> **The exercise**
Copy every line of the data that contains the string "bewerken".

Collected data entries
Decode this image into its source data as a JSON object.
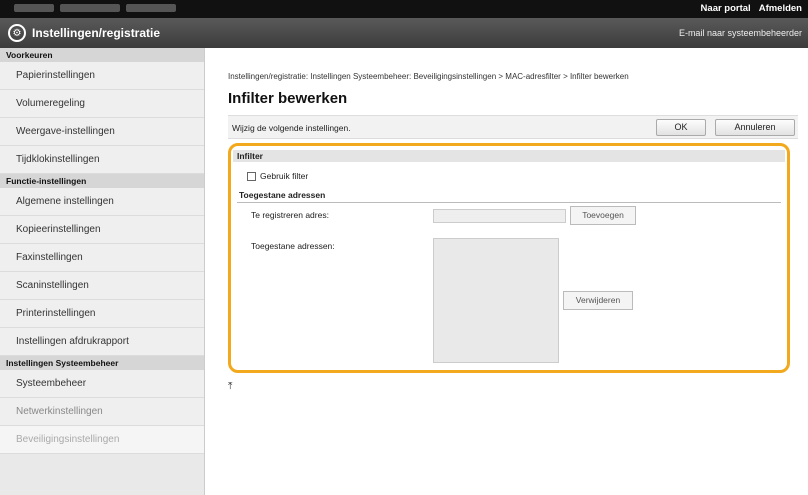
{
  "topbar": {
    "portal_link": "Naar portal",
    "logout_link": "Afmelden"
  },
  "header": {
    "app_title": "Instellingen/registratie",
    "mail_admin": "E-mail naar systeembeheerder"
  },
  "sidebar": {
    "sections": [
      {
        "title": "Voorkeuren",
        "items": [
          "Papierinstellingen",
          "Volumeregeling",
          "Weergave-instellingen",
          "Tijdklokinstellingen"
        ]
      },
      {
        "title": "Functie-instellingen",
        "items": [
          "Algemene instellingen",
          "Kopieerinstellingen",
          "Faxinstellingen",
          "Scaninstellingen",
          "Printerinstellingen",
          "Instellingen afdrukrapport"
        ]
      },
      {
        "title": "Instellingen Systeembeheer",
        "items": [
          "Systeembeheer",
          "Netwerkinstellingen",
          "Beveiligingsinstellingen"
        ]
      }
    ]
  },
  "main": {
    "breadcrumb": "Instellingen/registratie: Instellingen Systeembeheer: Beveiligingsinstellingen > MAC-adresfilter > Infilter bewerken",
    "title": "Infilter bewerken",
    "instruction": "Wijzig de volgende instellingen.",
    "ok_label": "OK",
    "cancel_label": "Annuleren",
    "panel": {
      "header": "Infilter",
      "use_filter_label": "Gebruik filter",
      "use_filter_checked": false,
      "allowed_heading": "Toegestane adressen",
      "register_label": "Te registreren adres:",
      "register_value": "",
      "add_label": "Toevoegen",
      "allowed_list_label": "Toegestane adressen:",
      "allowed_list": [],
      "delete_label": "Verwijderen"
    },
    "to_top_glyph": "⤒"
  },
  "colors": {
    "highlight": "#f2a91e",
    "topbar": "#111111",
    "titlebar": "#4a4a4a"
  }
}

> **Written solution**
    "breadcrumb": "Instellingen/registratie: Instellingen Systeembeheer: Beveiligingsinstellingen > MAC-adresfilter > Infilter bewerken",
    "title": "Infilter bewerken",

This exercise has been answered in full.